# START OF INPUT

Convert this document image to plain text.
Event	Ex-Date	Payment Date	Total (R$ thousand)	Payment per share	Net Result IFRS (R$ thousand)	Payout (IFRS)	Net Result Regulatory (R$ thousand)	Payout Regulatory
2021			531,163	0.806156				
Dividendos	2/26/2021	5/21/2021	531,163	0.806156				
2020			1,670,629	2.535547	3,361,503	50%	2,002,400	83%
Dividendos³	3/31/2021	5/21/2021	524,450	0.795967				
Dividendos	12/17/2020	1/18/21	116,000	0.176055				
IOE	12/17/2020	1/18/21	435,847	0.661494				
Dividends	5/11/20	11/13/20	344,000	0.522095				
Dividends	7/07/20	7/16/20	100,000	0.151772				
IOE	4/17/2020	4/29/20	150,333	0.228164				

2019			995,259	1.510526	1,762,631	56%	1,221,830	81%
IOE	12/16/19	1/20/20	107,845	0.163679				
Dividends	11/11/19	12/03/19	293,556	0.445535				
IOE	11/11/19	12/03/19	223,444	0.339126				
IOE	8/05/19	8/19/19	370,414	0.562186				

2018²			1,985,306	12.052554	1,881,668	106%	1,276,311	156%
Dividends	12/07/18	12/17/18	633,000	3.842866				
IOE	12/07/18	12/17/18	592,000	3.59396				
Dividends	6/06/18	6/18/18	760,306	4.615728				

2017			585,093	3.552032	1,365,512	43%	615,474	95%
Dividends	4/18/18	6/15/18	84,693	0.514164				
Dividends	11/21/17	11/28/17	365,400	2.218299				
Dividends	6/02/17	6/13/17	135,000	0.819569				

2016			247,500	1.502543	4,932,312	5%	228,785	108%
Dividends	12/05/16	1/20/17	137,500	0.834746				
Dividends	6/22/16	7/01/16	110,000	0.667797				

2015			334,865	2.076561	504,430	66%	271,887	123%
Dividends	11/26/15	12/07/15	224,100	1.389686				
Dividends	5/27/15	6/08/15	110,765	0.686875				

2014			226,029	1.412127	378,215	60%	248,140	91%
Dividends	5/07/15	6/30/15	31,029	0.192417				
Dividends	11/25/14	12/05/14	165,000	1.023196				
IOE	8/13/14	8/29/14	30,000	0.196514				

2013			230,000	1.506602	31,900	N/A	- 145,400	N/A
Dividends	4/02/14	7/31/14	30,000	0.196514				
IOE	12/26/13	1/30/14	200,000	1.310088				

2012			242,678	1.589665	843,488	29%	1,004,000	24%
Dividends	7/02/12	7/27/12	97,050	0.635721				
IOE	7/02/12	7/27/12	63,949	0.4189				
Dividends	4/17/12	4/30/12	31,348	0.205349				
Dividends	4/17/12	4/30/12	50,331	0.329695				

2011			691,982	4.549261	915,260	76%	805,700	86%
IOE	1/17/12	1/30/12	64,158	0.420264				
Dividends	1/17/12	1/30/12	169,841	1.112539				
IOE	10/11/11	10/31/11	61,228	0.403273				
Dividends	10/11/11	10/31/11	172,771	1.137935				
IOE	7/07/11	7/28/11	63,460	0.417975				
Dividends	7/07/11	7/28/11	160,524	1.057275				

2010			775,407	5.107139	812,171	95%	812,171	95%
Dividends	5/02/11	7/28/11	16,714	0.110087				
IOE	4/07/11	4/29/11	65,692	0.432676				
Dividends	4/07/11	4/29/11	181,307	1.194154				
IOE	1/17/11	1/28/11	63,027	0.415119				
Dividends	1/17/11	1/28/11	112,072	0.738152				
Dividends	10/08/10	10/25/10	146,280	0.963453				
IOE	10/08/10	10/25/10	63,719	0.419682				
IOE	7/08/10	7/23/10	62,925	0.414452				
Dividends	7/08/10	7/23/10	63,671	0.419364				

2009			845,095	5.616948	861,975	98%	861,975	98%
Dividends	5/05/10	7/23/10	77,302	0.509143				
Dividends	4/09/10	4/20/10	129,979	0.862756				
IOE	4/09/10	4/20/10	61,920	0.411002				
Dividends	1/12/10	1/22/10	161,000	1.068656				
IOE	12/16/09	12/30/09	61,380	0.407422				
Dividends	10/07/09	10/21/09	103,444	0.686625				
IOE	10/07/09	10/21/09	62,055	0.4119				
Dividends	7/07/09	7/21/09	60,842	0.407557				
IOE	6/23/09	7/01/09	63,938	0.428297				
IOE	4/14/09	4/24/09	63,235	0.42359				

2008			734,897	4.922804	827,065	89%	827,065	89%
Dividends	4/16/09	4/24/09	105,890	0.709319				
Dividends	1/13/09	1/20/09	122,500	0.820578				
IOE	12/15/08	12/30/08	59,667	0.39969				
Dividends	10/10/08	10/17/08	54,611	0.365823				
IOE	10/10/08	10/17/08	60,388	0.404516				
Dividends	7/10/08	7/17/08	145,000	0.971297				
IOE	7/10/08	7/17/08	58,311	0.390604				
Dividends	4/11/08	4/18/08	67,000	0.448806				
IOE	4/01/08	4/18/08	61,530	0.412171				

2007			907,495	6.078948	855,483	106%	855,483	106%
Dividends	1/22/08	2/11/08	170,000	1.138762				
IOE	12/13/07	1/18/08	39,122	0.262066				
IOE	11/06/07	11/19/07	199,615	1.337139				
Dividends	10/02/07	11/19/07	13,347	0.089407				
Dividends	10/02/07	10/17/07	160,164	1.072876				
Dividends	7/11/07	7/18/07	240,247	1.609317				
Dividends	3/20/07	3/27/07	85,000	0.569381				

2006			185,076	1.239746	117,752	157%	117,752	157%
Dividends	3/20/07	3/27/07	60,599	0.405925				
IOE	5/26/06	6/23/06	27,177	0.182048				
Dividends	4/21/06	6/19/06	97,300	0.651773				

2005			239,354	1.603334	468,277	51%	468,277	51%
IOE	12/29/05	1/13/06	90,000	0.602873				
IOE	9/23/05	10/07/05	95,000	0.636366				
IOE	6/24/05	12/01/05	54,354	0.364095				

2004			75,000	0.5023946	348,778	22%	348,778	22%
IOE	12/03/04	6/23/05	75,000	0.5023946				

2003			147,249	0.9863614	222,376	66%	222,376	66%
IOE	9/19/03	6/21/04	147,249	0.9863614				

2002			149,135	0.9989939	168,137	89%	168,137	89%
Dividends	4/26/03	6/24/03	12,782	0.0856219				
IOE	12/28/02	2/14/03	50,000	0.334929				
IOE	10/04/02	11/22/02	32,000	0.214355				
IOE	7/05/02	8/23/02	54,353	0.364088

# END OF INPUT

WHAT IS BEING ASKED >> All of the material above needs to be retyped word for word.

EXERCISE OUTPUT >>
Convert this document image to plain text.
Event	Ex-Date	Payment Date	Total (R$ thousand)	Payment per share	Net Result IFRS (R$ thousand)	Payout (IFRS)	Net Result Regulatory (R$ thousand)	Payout Regulatory
2021			531,163	0.806156				
Dividendos	2/26/2021	5/21/2021	531,163	0.806156				
2020			1,670,629	2.535547	3,361,503	50%	2,002,400	83%
Dividendos³	3/31/2021	5/21/2021	524,450	0.795967				
Dividendos	12/17/2020	1/18/21	116,000	0.176055				
IOE	12/17/2020	1/18/21	435,847	0.661494				
Dividends	5/11/20	11/13/20	344,000	0.522095				
Dividends	7/07/20	7/16/20	100,000	0.151772				
IOE	4/17/2020	4/29/20	150,333	0.228164				

2019			995,259	1.510526	1,762,631	56%	1,221,830	81%
IOE	12/16/19	1/20/20	107,845	0.163679				
Dividends	11/11/19	12/03/19	293,556	0.445535				
IOE	11/11/19	12/03/19	223,444	0.339126				
IOE	8/05/19	8/19/19	370,414	0.562186				

2018²			1,985,306	12.052554	1,881,668	106%	1,276,311	156%
Dividends	12/07/18	12/17/18	633,000	3.842866				
IOE	12/07/18	12/17/18	592,000	3.59396				
Dividends	6/06/18	6/18/18	760,306	4.615728				

2017			585,093	3.552032	1,365,512	43%	615,474	95%
Dividends	4/18/18	6/15/18	84,693	0.514164				
Dividends	11/21/17	11/28/17	365,400	2.218299				
Dividends	6/02/17	6/13/17	135,000	0.819569				

2016			247,500	1.502543	4,932,312	5%	228,785	108%
Dividends	12/05/16	1/20/17	137,500	0.834746				
Dividends	6/22/16	7/01/16	110,000	0.667797				

2015			334,865	2.076561	504,430	66%	271,887	123%
Dividends	11/26/15	12/07/15	224,100	1.389686				
Dividends	5/27/15	6/08/15	110,765	0.686875				

2014			226,029	1.412127	378,215	60%	248,140	91%
Dividends	5/07/15	6/30/15	31,029	0.192417				
Dividends	11/25/14	12/05/14	165,000	1.023196				
IOE	8/13/14	8/29/14	30,000	0.196514				

2013			230,000	1.506602	31,900	N/A	- 145,400	N/A
Dividends	4/02/14	7/31/14	30,000	0.196514				
IOE	12/26/13	1/30/14	200,000	1.310088				

2012			242,678	1.589665	843,488	29%	1,004,000	24%
Dividends	7/02/12	7/27/12	97,050	0.635721				
IOE	7/02/12	7/27/12	63,949	0.4189				
Dividends	4/17/12	4/30/12	31,348	0.205349				
Dividends	4/17/12	4/30/12	50,331	0.329695				

2011			691,982	4.549261	915,260	76%	805,700	86%
IOE	1/17/12	1/30/12	64,158	0.420264				
Dividends	1/17/12	1/30/12	169,841	1.112539				
IOE	10/11/11	10/31/11	61,228	0.403273				
Dividends	10/11/11	10/31/11	172,771	1.137935				
IOE	7/07/11	7/28/11	63,460	0.417975				
Dividends	7/07/11	7/28/11	160,524	1.057275				

2010			775,407	5.107139	812,171	95%	812,171	95%
Dividends	5/02/11	7/28/11	16,714	0.110087				
IOE	4/07/11	4/29/11	65,692	0.432676				
Dividends	4/07/11	4/29/11	181,307	1.194154				
IOE	1/17/11	1/28/11	63,027	0.415119				
Dividends	1/17/11	1/28/11	112,072	0.738152				
Dividends	10/08/10	10/25/10	146,280	0.963453				
IOE	10/08/10	10/25/10	63,719	0.419682				
IOE	7/08/10	7/23/10	62,925	0.414452				
Dividends	7/08/10	7/23/10	63,671	0.419364				

2009			845,095	5.616948	861,975	98%	861,975	98%
Dividends	5/05/10	7/23/10	77,302	0.509143				
Dividends	4/09/10	4/20/10	129,979	0.862756				
IOE	4/09/10	4/20/10	61,920	0.411002				
Dividends	1/12/10	1/22/10	161,000	1.068656				
IOE	12/16/09	12/30/09	61,380	0.407422				
Dividends	10/07/09	10/21/09	103,444	0.686625				
IOE	10/07/09	10/21/09	62,055	0.4119				
Dividends	7/07/09	7/21/09	60,842	0.407557				
IOE	6/23/09	7/01/09	63,938	0.428297				
IOE	4/14/09	4/24/09	63,235	0.42359				

2008			734,897	4.922804	827,065	89%	827,065	89%
Dividends	4/16/09	4/24/09	105,890	0.709319				
Dividends	1/13/09	1/20/09	122,500	0.820578				
IOE	12/15/08	12/30/08	59,667	0.39969				
Dividends	10/10/08	10/17/08	54,611	0.365823				
IOE	10/10/08	10/17/08	60,388	0.404516				
Dividends	7/10/08	7/17/08	145,000	0.971297				
IOE	7/10/08	7/17/08	58,311	0.390604				
Dividends	4/11/08	4/18/08	67,000	0.448806				
IOE	4/01/08	4/18/08	61,530	0.412171				

2007			907,495	6.078948	855,483	106%	855,483	106%
Dividends	1/22/08	2/11/08	170,000	1.138762				
IOE	12/13/07	1/18/08	39,122	0.262066				
IOE	11/06/07	11/19/07	199,615	1.337139				
Dividends	10/02/07	11/19/07	13,347	0.089407				
Dividends	10/02/07	10/17/07	160,164	1.072876				
Dividends	7/11/07	7/18/07	240,247	1.609317				
Dividends	3/20/07	3/27/07	85,000	0.569381				

2006			185,076	1.239746	117,752	157%	117,752	157%
Dividends	3/20/07	3/27/07	60,599	0.405925				
IOE	5/26/06	6/23/06	27,177	0.182048				
Dividends	4/21/06	6/19/06	97,300	0.651773				

2005			239,354	1.603334	468,277	51%	468,277	51%
IOE	12/29/05	1/13/06	90,000	0.602873				
IOE	9/23/05	10/07/05	95,000	0.636366				
IOE	6/24/05	12/01/05	54,354	0.364095				

2004			75,000	0.5023946	348,778	22%	348,778	22%
IOE	12/03/04	6/23/05	75,000	0.5023946				

2003			147,249	0.9863614	222,376	66%	222,376	66%
IOE	9/19/03	6/21/04	147,249	0.9863614				

2002			149,135	0.9989939	168,137	89%	168,137	89%
Dividends	4/26/03	6/24/03	12,782	0.0856219				
IOE	12/28/02	2/14/03	50,000	0.334929				
IOE	10/04/02	11/22/02	32,000	0.214355				
IOE	7/05/02	8/23/02	54,353	0.364088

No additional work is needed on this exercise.